**Task statement**
Pictures do not belong in the copy. Return all of the entries exactly.

**Information given**
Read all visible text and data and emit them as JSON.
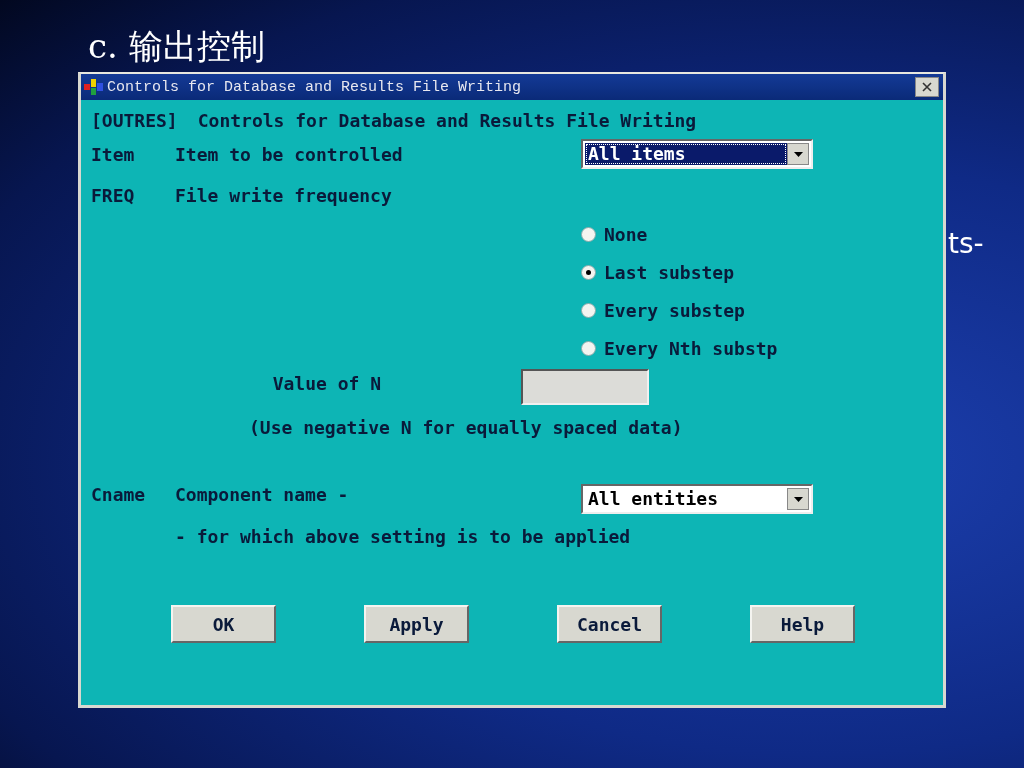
{
  "slide_title": "c.  输出控制",
  "side_fragment": "ts-",
  "window": {
    "title": "Controls for Database and Results File Writing"
  },
  "header": {
    "code": "[OUTRES]",
    "text": "Controls for Database and Results File Writing"
  },
  "item": {
    "code": "Item",
    "label": "Item to be controlled",
    "value": "All items",
    "focused": true
  },
  "freq": {
    "code": "FREQ",
    "label": "File write frequency",
    "options": [
      {
        "label": "None",
        "selected": false
      },
      {
        "label": "Last substep",
        "selected": true
      },
      {
        "label": "Every substep",
        "selected": false
      },
      {
        "label": "Every Nth substp",
        "selected": false
      }
    ]
  },
  "value_n": {
    "label": "Value of N",
    "note": "(Use negative N for equally spaced data)"
  },
  "cname": {
    "code": "Cname",
    "label": "Component name -",
    "value": "All entities",
    "focused": false,
    "note": "- for which above setting is to be applied"
  },
  "buttons": [
    "OK",
    "Apply",
    "Cancel",
    "Help"
  ]
}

**Reply**
Read all visible text and data and emit them as JSON.
{
  "slide_title": "c.  输出控制",
  "side_fragment": "ts-",
  "window": {
    "title": "Controls for Database and Results File Writing"
  },
  "header": {
    "code": "[OUTRES]",
    "text": "Controls for Database and Results File Writing"
  },
  "item": {
    "code": "Item",
    "label": "Item to be controlled",
    "value": "All items",
    "focused": true
  },
  "freq": {
    "code": "FREQ",
    "label": "File write frequency",
    "options": [
      {
        "label": "None",
        "selected": false
      },
      {
        "label": "Last substep",
        "selected": true
      },
      {
        "label": "Every substep",
        "selected": false
      },
      {
        "label": "Every Nth substp",
        "selected": false
      }
    ]
  },
  "value_n": {
    "label": "Value of N",
    "note": "(Use negative N for equally spaced data)"
  },
  "cname": {
    "code": "Cname",
    "label": "Component name -",
    "value": "All entities",
    "focused": false,
    "note": "- for which above setting is to be applied"
  },
  "buttons": [
    "OK",
    "Apply",
    "Cancel",
    "Help"
  ]
}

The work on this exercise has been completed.